- [EXERCISE BRIEF] Return every one of the following records unchanged, line for line.

- [SUPPLIED MATERIAL]
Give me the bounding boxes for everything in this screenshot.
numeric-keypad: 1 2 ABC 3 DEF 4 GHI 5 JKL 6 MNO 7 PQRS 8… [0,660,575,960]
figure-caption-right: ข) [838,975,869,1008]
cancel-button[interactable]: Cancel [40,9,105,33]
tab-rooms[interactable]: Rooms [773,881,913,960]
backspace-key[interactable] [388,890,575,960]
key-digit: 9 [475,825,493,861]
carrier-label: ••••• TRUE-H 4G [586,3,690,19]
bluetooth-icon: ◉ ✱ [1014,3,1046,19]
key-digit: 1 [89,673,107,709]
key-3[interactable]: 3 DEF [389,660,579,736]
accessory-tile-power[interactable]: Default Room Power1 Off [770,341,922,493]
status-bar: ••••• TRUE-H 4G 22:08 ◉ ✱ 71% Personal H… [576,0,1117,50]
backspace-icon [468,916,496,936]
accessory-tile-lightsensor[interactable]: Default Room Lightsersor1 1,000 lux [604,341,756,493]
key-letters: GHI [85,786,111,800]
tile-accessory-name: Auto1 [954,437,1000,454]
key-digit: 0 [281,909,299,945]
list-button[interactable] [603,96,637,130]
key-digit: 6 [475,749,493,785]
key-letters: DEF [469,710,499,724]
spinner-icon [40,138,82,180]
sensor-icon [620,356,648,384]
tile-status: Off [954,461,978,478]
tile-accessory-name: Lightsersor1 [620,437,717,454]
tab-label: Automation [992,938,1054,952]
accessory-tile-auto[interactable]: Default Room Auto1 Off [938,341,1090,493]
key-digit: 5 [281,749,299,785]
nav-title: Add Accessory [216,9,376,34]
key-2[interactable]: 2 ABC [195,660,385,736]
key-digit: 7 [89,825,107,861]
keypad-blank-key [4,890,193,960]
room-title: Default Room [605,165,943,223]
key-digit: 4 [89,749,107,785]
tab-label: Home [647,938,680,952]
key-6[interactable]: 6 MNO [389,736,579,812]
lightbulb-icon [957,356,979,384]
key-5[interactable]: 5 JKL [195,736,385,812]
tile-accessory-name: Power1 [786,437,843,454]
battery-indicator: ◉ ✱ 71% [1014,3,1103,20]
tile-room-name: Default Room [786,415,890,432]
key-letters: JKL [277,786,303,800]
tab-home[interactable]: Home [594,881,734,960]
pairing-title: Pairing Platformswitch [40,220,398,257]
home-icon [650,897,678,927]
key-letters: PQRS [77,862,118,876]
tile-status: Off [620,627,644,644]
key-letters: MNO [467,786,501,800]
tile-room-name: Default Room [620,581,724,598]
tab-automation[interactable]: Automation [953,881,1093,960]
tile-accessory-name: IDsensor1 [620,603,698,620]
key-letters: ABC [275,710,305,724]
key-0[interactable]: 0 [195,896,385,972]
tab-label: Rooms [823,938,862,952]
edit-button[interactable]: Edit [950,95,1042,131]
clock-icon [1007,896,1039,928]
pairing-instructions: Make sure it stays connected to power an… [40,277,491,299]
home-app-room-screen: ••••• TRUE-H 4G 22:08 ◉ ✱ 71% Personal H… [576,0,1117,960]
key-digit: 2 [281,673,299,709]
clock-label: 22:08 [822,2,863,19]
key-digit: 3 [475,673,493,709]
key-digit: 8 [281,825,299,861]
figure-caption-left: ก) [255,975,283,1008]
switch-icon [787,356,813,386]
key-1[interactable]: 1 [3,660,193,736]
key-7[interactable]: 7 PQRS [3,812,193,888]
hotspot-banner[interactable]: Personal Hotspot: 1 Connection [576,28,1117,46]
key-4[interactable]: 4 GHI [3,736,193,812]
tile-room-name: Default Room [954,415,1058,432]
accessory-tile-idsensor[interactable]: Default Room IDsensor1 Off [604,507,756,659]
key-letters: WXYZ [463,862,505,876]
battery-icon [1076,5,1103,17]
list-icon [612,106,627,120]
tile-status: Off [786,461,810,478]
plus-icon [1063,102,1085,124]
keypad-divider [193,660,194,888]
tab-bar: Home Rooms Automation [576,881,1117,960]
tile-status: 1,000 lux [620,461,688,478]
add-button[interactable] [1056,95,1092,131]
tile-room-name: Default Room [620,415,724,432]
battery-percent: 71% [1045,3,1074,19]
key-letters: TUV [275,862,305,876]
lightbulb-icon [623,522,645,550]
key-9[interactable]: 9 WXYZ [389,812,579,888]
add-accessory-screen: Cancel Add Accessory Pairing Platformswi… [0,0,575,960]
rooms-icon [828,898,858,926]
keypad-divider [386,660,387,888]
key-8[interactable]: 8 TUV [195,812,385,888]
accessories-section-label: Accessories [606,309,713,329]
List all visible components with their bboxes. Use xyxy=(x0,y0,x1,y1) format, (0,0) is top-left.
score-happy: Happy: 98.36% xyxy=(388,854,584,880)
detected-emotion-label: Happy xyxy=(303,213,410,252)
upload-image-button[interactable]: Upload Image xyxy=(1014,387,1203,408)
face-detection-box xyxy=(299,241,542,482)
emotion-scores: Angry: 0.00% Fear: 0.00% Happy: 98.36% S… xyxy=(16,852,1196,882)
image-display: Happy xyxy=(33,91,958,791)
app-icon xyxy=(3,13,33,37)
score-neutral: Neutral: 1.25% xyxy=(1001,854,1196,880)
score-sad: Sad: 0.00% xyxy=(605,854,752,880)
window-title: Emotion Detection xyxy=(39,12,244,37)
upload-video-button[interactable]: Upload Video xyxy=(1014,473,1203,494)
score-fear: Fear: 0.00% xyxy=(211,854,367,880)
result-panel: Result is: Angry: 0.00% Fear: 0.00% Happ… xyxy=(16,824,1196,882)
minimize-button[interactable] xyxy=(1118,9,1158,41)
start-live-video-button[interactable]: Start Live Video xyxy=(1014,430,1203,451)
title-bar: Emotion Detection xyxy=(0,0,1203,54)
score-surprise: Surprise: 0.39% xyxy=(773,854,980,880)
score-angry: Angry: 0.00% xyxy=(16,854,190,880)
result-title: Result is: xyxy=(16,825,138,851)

- [EXPECTED ANSWER]
Give me the bounding boxes for everything in this screenshot.
numeric-keypad: 1 2 ABC 3 DEF 4 GHI 5 JKL 6 MNO 7 PQRS 8… [0,660,575,960]
figure-caption-right: ข) [838,975,869,1008]
cancel-button[interactable]: Cancel [40,9,105,33]
tab-rooms[interactable]: Rooms [773,881,913,960]
backspace-key[interactable] [388,890,575,960]
key-digit: 9 [475,825,493,861]
carrier-label: ••••• TRUE-H 4G [586,3,690,19]
bluetooth-icon: ◉ ✱ [1014,3,1046,19]
key-digit: 1 [89,673,107,709]
key-3[interactable]: 3 DEF [389,660,579,736]
accessory-tile-power[interactable]: Default Room Power1 Off [770,341,922,493]
status-bar: ••••• TRUE-H 4G 22:08 ◉ ✱ 71% Personal H… [576,0,1117,50]
backspace-icon [468,916,496,936]
accessory-tile-lightsensor[interactable]: Default Room Lightsersor1 1,000 lux [604,341,756,493]
key-letters: GHI [85,786,111,800]
tile-accessory-name: Auto1 [954,437,1000,454]
key-digit: 0 [281,909,299,945]
list-button[interactable] [603,96,637,130]
key-digit: 6 [475,749,493,785]
key-letters: DEF [469,710,499,724]
spinner-icon [40,138,82,180]
sensor-icon [620,356,648,384]
tile-status: Off [954,461,978,478]
tile-accessory-name: Lightsersor1 [620,437,717,454]
tab-label: Automation [992,938,1054,952]
accessory-tile-auto[interactable]: Default Room Auto1 Off [938,341,1090,493]
key-digit: 5 [281,749,299,785]
nav-title: Add Accessory [216,9,376,34]
key-2[interactable]: 2 ABC [195,660,385,736]
key-digit: 7 [89,825,107,861]
keypad-blank-key [4,890,193,960]
room-title: Default Room [605,165,943,223]
key-digit: 4 [89,749,107,785]
tab-label: Home [647,938,680,952]
key-6[interactable]: 6 MNO [389,736,579,812]
lightbulb-icon [957,356,979,384]
key-5[interactable]: 5 JKL [195,736,385,812]
tile-accessory-name: Power1 [786,437,843,454]
battery-indicator: ◉ ✱ 71% [1014,3,1103,20]
tile-room-name: Default Room [786,415,890,432]
key-letters: JKL [277,786,303,800]
tab-home[interactable]: Home [594,881,734,960]
pairing-title: Pairing Platformswitch [40,220,398,257]
home-icon [650,897,678,927]
key-letters: PQRS [77,862,118,876]
tile-status: Off [620,627,644,644]
key-letters: MNO [467,786,501,800]
tile-room-name: Default Room [620,581,724,598]
tab-automation[interactable]: Automation [953,881,1093,960]
tile-accessory-name: IDsensor1 [620,603,698,620]
key-letters: ABC [275,710,305,724]
key-0[interactable]: 0 [195,896,385,972]
tab-label: Rooms [823,938,862,952]
edit-button[interactable]: Edit [950,95,1042,131]
clock-icon [1007,896,1039,928]
pairing-instructions: Make sure it stays connected to power an… [40,277,491,299]
home-app-room-screen: ••••• TRUE-H 4G 22:08 ◉ ✱ 71% Personal H… [576,0,1117,960]
key-digit: 2 [281,673,299,709]
clock-label: 22:08 [822,2,863,19]
key-digit: 3 [475,673,493,709]
key-digit: 8 [281,825,299,861]
figure-caption-left: ก) [255,975,283,1008]
switch-icon [787,356,813,386]
key-1[interactable]: 1 [3,660,193,736]
key-7[interactable]: 7 PQRS [3,812,193,888]
hotspot-banner[interactable]: Personal Hotspot: 1 Connection [576,28,1117,46]
key-4[interactable]: 4 GHI [3,736,193,812]
tile-room-name: Default Room [954,415,1058,432]
accessory-tile-idsensor[interactable]: Default Room IDsensor1 Off [604,507,756,659]
key-letters: WXYZ [463,862,505,876]
battery-icon [1076,5,1103,17]
list-icon [612,106,627,120]
tile-status: Off [786,461,810,478]
plus-icon [1063,102,1085,124]
keypad-divider [193,660,194,888]
tab-bar: Home Rooms Automation [576,881,1117,960]
tile-status: 1,000 lux [620,461,688,478]
add-button[interactable] [1056,95,1092,131]
tile-room-name: Default Room [620,415,724,432]
battery-percent: 71% [1045,3,1074,19]
key-letters: TUV [275,862,305,876]
lightbulb-icon [623,522,645,550]
key-9[interactable]: 9 WXYZ [389,812,579,888]
add-accessory-screen: Cancel Add Accessory Pairing Platformswi… [0,0,575,960]
rooms-icon [828,898,858,926]
keypad-divider [386,660,387,888]
key-8[interactable]: 8 TUV [195,812,385,888]
accessories-section-label: Accessories [606,309,713,329]
List all visible components with their bboxes. Use xyxy=(x0,y0,x1,y1) format, (0,0) is top-left.
score-happy: Happy: 98.36% xyxy=(388,854,584,880)
detected-emotion-label: Happy xyxy=(303,213,410,252)
upload-image-button[interactable]: Upload Image xyxy=(1014,387,1203,408)
face-detection-box xyxy=(299,241,542,482)
emotion-scores: Angry: 0.00% Fear: 0.00% Happy: 98.36% S… xyxy=(16,852,1196,882)
image-display: Happy xyxy=(33,91,958,791)
app-icon xyxy=(3,13,33,37)
score-neutral: Neutral: 1.25% xyxy=(1001,854,1196,880)
score-sad: Sad: 0.00% xyxy=(605,854,752,880)
window-title: Emotion Detection xyxy=(39,12,244,37)
upload-video-button[interactable]: Upload Video xyxy=(1014,473,1203,494)
score-fear: Fear: 0.00% xyxy=(211,854,367,880)
result-panel: Result is: Angry: 0.00% Fear: 0.00% Happ… xyxy=(16,824,1196,882)
minimize-button[interactable] xyxy=(1118,9,1158,41)
start-live-video-button[interactable]: Start Live Video xyxy=(1014,430,1203,451)
title-bar: Emotion Detection xyxy=(0,0,1203,54)
score-surprise: Surprise: 0.39% xyxy=(773,854,980,880)
score-angry: Angry: 0.00% xyxy=(16,854,190,880)
result-title: Result is: xyxy=(16,825,138,851)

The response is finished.